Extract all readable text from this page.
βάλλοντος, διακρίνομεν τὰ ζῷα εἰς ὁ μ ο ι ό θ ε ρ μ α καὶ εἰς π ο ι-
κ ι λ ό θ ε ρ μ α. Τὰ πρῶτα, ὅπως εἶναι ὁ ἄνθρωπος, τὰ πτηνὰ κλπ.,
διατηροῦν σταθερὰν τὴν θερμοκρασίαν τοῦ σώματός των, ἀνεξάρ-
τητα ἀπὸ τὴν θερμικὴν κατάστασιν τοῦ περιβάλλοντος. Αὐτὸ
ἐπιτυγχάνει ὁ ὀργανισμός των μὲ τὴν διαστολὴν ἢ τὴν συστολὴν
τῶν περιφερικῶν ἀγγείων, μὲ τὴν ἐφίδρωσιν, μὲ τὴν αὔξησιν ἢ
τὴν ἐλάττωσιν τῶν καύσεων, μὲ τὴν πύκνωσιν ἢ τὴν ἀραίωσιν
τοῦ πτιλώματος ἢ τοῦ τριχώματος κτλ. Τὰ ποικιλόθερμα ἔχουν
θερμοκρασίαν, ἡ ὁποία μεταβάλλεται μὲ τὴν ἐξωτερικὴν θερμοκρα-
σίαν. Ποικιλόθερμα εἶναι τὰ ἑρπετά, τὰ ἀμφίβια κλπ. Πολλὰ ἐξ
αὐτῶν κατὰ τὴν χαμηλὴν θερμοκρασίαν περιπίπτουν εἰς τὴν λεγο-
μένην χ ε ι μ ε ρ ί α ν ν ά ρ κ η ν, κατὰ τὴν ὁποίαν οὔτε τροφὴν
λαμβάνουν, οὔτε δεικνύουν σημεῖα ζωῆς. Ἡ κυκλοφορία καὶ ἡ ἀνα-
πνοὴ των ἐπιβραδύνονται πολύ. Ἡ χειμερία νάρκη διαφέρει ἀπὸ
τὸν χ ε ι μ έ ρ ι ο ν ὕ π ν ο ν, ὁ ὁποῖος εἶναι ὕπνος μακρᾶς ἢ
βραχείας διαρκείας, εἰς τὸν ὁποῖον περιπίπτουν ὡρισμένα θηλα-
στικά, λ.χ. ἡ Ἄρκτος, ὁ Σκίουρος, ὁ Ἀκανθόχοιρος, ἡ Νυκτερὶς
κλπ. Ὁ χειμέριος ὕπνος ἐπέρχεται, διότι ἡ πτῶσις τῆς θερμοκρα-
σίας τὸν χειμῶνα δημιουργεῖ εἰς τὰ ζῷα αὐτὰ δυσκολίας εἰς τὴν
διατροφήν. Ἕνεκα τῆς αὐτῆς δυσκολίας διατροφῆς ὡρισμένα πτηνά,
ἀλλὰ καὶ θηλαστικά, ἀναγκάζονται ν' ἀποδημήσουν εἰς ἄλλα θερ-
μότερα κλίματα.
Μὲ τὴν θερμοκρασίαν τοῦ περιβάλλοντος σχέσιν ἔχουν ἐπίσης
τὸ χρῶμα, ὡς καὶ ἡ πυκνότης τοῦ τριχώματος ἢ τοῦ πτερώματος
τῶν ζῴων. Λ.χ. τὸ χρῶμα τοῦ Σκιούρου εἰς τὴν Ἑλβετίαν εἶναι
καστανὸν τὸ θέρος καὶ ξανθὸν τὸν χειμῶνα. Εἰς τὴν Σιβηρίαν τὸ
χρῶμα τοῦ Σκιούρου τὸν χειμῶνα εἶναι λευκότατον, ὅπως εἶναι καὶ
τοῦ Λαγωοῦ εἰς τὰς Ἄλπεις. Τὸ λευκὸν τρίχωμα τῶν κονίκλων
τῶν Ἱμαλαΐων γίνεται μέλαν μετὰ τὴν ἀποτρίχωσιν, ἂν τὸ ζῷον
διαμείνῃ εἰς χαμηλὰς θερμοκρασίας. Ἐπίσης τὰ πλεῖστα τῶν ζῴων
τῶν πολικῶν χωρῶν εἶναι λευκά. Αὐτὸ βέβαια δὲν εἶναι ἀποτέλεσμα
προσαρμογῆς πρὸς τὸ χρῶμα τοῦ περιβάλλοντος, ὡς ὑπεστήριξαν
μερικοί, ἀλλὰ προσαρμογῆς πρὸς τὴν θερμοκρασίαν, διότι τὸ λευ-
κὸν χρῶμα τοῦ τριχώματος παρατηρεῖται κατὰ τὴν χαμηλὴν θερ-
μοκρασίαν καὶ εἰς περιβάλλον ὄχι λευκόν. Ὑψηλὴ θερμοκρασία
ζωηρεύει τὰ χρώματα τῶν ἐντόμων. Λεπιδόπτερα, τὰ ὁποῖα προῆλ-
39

________________________

SET PROBLEM> Say how many lines in the records contain the string "κατὰ", and say nothing else.

EXERCISE ANSWER> 3